STATED GOAL: Single out the lines of the material that contain "école" and copy them.

[Saved entries]
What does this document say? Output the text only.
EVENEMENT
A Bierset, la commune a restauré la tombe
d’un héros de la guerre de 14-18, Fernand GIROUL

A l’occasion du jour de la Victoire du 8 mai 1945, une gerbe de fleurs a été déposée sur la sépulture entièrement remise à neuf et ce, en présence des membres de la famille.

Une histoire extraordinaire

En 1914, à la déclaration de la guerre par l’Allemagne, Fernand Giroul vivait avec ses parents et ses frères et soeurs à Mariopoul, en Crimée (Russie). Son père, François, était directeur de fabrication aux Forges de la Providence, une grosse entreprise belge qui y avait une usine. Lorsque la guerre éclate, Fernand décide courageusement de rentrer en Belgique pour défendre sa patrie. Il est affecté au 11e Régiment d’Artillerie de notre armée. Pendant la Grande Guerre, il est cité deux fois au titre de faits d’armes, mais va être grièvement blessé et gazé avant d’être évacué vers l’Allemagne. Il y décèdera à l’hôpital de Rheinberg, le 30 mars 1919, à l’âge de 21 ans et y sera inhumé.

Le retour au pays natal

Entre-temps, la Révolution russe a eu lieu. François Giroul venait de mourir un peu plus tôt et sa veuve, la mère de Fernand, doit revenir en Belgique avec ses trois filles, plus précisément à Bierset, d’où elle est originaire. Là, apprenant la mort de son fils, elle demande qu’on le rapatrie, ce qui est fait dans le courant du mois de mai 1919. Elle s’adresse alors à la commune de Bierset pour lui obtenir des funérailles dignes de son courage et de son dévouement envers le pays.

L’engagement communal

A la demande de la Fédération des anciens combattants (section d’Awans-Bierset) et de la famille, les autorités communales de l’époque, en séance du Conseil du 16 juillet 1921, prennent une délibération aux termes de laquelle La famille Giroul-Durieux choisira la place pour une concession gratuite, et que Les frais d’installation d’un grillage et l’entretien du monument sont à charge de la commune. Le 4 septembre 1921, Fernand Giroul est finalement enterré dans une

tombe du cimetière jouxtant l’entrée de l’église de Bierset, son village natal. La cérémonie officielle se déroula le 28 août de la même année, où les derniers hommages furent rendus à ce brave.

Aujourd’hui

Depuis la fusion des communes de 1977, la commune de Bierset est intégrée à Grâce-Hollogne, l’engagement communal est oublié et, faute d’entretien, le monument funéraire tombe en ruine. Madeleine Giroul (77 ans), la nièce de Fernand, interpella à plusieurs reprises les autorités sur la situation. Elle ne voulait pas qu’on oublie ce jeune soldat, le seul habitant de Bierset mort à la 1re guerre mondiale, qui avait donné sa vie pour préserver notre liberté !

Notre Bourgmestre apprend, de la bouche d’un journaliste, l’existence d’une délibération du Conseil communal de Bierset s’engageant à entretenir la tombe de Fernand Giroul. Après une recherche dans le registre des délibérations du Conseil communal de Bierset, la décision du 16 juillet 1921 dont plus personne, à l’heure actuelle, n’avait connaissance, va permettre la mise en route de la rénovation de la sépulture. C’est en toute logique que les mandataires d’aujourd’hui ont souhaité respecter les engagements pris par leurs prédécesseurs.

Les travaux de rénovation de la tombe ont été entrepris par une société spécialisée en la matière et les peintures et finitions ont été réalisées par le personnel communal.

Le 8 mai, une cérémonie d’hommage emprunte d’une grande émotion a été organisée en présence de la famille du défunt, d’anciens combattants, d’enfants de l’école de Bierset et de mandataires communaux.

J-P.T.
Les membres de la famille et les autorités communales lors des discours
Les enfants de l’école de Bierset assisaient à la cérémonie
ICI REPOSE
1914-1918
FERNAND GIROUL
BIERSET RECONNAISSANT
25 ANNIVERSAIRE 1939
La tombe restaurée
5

COMPLETE ANSWER:
Le 8 mai, une cérémonie d’hommage emprunte d’une grande émotion a été organisée en présence de la famille du défunt, d’anciens combattants, d’enfants de l’école de Bierset et de mandataires communaux.
Les enfants de l’école de Bierset assisaient à la cérémonie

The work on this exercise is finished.